● **Given exercise**: Write out each line in which the string "Manufacture" is present.

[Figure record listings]

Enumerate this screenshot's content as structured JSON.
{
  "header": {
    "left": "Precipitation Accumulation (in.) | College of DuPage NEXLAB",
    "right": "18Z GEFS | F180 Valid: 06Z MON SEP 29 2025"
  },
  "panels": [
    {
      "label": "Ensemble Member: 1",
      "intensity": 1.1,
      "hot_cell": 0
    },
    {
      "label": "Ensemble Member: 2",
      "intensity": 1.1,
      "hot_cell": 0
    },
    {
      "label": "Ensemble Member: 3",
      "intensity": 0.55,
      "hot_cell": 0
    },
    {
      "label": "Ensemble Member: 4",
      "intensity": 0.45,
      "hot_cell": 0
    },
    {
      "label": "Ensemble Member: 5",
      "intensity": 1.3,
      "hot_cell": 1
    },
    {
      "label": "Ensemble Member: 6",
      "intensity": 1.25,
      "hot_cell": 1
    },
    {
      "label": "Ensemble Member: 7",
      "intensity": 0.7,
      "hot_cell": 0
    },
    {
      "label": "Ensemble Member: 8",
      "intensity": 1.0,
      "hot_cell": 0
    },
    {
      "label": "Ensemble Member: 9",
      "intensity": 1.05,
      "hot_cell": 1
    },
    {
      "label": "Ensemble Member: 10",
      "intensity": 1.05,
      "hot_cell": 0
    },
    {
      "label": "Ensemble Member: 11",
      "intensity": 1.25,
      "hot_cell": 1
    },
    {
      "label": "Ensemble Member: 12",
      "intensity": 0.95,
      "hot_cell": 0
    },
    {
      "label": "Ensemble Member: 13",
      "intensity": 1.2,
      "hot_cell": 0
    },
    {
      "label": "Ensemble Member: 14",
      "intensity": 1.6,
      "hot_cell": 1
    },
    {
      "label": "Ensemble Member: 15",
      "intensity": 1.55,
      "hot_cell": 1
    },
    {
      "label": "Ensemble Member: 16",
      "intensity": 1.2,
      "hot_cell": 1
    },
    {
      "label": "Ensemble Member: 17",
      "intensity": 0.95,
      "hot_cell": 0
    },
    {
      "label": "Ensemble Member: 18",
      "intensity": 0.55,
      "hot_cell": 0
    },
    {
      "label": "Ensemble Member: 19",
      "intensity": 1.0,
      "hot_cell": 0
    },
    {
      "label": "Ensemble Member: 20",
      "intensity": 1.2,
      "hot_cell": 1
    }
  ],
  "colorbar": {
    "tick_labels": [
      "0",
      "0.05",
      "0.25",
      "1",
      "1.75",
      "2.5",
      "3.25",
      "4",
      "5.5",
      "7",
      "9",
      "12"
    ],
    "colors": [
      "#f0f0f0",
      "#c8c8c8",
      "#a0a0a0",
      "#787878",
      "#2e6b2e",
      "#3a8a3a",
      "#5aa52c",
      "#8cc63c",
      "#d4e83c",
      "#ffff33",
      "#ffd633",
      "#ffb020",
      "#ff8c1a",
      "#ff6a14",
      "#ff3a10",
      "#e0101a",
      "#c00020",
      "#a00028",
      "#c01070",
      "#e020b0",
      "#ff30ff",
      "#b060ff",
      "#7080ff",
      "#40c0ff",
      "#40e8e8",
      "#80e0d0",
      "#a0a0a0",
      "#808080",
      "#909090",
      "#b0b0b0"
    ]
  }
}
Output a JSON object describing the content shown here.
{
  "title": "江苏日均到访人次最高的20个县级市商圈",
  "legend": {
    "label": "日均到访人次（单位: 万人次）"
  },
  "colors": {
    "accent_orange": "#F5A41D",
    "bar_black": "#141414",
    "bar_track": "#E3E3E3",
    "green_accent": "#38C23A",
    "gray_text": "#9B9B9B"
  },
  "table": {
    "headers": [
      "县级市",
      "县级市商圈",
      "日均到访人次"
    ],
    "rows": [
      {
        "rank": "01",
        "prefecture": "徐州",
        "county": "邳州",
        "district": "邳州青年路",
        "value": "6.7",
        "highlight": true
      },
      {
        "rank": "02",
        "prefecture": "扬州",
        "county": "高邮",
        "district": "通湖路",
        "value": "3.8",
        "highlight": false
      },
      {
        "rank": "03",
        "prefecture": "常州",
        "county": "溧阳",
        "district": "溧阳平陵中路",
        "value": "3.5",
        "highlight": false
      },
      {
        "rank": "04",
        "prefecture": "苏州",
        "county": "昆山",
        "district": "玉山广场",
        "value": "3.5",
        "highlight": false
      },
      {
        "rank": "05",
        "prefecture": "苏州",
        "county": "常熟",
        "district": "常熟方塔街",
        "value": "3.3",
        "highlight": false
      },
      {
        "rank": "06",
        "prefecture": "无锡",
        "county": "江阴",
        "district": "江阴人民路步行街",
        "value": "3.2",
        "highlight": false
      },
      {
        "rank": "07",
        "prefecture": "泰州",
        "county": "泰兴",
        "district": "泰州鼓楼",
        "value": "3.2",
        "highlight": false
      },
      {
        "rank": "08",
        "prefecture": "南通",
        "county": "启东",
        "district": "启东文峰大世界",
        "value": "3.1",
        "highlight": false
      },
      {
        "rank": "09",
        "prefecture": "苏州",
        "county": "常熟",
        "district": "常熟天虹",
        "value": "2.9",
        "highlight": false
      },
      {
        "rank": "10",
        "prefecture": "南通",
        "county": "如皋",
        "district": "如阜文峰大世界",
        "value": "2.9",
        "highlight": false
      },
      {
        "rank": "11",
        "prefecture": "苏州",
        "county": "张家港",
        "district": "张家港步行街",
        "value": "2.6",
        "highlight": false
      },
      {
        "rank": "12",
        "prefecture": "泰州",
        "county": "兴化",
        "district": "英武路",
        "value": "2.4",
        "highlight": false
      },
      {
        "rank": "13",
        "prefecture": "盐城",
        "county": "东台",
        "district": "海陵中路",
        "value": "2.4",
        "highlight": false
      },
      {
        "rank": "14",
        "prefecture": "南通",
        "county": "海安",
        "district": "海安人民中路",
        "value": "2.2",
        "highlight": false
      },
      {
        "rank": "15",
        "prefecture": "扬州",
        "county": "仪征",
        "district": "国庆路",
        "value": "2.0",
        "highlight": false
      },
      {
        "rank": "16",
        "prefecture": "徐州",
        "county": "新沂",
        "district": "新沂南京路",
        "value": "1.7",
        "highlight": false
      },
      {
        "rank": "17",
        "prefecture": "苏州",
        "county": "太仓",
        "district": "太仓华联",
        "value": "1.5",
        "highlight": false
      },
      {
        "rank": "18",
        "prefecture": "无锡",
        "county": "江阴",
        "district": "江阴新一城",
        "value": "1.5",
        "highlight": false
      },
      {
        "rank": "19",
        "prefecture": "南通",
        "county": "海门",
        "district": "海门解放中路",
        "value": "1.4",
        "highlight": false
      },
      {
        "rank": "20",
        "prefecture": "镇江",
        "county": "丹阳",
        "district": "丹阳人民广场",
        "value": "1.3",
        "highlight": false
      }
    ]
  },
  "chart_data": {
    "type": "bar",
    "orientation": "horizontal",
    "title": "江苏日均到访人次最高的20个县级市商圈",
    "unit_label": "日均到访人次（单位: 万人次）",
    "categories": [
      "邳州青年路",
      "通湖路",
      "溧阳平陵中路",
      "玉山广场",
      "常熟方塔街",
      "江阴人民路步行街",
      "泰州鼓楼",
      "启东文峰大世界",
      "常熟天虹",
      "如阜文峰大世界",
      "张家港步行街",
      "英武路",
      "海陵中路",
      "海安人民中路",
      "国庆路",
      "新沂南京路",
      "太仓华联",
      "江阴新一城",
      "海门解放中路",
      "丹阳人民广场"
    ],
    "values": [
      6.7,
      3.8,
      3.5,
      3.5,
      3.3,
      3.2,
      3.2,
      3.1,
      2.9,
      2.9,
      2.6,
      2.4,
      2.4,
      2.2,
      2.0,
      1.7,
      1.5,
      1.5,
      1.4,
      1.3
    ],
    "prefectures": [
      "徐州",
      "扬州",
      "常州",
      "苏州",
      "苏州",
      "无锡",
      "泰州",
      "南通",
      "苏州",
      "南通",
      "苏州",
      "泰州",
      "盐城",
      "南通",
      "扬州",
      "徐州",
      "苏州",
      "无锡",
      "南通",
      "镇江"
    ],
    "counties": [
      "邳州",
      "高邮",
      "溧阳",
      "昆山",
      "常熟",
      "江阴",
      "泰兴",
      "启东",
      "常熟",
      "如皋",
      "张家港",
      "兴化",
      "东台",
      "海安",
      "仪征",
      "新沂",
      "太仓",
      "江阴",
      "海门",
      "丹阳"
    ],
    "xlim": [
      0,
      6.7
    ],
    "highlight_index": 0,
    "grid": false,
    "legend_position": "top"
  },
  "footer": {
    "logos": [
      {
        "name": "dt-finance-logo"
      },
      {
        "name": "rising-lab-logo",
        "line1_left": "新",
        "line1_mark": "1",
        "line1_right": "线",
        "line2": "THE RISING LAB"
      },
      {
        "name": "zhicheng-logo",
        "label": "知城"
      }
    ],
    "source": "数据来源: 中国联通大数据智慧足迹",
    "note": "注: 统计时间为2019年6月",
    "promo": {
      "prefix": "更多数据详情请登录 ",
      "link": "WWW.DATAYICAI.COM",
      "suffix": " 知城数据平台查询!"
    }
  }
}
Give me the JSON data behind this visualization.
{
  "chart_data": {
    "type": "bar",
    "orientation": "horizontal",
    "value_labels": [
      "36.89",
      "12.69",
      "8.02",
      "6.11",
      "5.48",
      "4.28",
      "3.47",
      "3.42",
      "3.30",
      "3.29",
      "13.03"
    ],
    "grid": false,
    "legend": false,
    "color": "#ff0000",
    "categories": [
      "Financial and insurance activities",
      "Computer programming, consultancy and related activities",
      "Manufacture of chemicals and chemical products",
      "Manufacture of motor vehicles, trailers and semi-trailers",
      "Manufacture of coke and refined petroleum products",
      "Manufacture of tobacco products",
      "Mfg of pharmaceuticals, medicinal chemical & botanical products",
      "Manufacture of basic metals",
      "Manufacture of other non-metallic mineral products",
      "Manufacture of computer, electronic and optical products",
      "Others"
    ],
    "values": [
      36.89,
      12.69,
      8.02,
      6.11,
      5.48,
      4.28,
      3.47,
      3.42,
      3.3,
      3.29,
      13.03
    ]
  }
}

● **Response to the exercise**:
      "Manufacture of chemicals and chemical products",
      "Manufacture of motor vehicles, trailers and semi-trailers",
      "Manufacture of coke and refined petroleum products",
      "Manufacture of tobacco products",
      "Manufacture of basic metals",
      "Manufacture of other non-metallic mineral products",
      "Manufacture of computer, electronic and optical products",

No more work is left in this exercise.